* **Given problem**
Print the whole listing exactly.

* **Record extracts**
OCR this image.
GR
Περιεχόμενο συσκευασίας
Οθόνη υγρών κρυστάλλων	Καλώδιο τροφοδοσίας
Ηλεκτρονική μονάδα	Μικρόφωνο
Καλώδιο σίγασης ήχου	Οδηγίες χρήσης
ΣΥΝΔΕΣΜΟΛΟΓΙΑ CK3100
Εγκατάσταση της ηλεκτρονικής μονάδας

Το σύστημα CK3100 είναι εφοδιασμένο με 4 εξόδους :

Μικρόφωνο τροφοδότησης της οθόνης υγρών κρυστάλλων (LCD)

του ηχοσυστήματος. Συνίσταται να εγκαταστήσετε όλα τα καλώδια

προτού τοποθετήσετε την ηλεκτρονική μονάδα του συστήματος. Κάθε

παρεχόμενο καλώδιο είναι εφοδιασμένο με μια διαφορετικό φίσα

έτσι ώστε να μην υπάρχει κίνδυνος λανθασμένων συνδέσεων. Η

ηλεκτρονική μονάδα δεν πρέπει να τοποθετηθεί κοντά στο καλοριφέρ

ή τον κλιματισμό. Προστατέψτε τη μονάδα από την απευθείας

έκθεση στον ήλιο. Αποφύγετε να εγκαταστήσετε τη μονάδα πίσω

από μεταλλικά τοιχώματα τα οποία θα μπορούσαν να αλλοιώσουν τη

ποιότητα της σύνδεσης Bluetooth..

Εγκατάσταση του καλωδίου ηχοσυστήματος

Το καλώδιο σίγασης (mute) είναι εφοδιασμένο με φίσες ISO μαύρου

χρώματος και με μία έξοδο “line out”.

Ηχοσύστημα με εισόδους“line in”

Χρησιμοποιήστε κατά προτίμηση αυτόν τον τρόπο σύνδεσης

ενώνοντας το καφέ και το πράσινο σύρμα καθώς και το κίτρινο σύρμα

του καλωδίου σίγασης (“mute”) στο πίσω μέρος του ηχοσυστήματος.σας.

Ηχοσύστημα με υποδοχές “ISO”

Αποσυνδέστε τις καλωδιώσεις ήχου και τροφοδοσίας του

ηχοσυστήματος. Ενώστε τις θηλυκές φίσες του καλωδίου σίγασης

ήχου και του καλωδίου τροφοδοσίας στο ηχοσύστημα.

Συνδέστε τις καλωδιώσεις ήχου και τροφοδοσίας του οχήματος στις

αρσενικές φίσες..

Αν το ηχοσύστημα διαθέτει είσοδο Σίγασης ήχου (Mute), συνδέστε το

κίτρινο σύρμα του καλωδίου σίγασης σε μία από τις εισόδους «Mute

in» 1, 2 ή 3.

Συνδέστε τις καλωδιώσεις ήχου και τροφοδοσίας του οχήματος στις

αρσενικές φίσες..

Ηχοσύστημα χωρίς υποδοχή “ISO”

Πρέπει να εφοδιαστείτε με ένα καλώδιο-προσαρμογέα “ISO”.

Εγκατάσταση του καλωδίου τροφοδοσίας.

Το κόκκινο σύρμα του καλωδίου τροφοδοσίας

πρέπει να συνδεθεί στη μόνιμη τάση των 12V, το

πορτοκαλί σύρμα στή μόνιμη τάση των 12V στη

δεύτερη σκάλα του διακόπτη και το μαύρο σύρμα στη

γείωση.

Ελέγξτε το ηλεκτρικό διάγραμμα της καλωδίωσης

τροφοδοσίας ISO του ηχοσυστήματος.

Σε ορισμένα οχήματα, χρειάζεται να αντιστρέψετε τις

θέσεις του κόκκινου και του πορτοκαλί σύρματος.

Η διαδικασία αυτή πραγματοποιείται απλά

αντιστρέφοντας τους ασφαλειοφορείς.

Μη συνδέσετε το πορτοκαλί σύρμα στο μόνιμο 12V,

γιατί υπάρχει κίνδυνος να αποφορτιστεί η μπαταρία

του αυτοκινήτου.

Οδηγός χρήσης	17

* **Response**
OCR this image.
GR
Περιεχόμενο συσκευασίας
Οθόνη υγρών κρυστάλλων	Καλώδιο τροφοδοσίας
Ηλεκτρονική μονάδα	Μικρόφωνο
Καλώδιο σίγασης ήχου	Οδηγίες χρήσης
ΣΥΝΔΕΣΜΟΛΟΓΙΑ CK3100
Εγκατάσταση της ηλεκτρονικής μονάδας

Το σύστημα CK3100 είναι εφοδιασμένο με 4 εξόδους :

Μικρόφωνο τροφοδότησης της οθόνης υγρών κρυστάλλων (LCD)

του ηχοσυστήματος. Συνίσταται να εγκαταστήσετε όλα τα καλώδια

προτού τοποθετήσετε την ηλεκτρονική μονάδα του συστήματος. Κάθε

παρεχόμενο καλώδιο είναι εφοδιασμένο με μια διαφορετικό φίσα

έτσι ώστε να μην υπάρχει κίνδυνος λανθασμένων συνδέσεων. Η

ηλεκτρονική μονάδα δεν πρέπει να τοποθετηθεί κοντά στο καλοριφέρ

ή τον κλιματισμό. Προστατέψτε τη μονάδα από την απευθείας

έκθεση στον ήλιο. Αποφύγετε να εγκαταστήσετε τη μονάδα πίσω

από μεταλλικά τοιχώματα τα οποία θα μπορούσαν να αλλοιώσουν τη

ποιότητα της σύνδεσης Bluetooth..

Εγκατάσταση του καλωδίου ηχοσυστήματος

Το καλώδιο σίγασης (mute) είναι εφοδιασμένο με φίσες ISO μαύρου

χρώματος και με μία έξοδο “line out”.

Ηχοσύστημα με εισόδους“line in”

Χρησιμοποιήστε κατά προτίμηση αυτόν τον τρόπο σύνδεσης

ενώνοντας το καφέ και το πράσινο σύρμα καθώς και το κίτρινο σύρμα

του καλωδίου σίγασης (“mute”) στο πίσω μέρος του ηχοσυστήματος.σας.

Ηχοσύστημα με υποδοχές “ISO”

Αποσυνδέστε τις καλωδιώσεις ήχου και τροφοδοσίας του

ηχοσυστήματος. Ενώστε τις θηλυκές φίσες του καλωδίου σίγασης

ήχου και του καλωδίου τροφοδοσίας στο ηχοσύστημα.

Συνδέστε τις καλωδιώσεις ήχου και τροφοδοσίας του οχήματος στις

αρσενικές φίσες..

Αν το ηχοσύστημα διαθέτει είσοδο Σίγασης ήχου (Mute), συνδέστε το

κίτρινο σύρμα του καλωδίου σίγασης σε μία από τις εισόδους «Mute

in» 1, 2 ή 3.

Συνδέστε τις καλωδιώσεις ήχου και τροφοδοσίας του οχήματος στις

αρσενικές φίσες..

Ηχοσύστημα χωρίς υποδοχή “ISO”

Πρέπει να εφοδιαστείτε με ένα καλώδιο-προσαρμογέα “ISO”.

Εγκατάσταση του καλωδίου τροφοδοσίας.

Το κόκκινο σύρμα του καλωδίου τροφοδοσίας

πρέπει να συνδεθεί στη μόνιμη τάση των 12V, το

πορτοκαλί σύρμα στή μόνιμη τάση των 12V στη

δεύτερη σκάλα του διακόπτη και το μαύρο σύρμα στη

γείωση.

Ελέγξτε το ηλεκτρικό διάγραμμα της καλωδίωσης

τροφοδοσίας ISO του ηχοσυστήματος.

Σε ορισμένα οχήματα, χρειάζεται να αντιστρέψετε τις

θέσεις του κόκκινου και του πορτοκαλί σύρματος.

Η διαδικασία αυτή πραγματοποιείται απλά

αντιστρέφοντας τους ασφαλειοφορείς.

Μη συνδέσετε το πορτοκαλί σύρμα στο μόνιμο 12V,

γιατί υπάρχει κίνδυνος να αποφορτιστεί η μπαταρία

του αυτοκινήτου.

Οδηγός χρήσης	17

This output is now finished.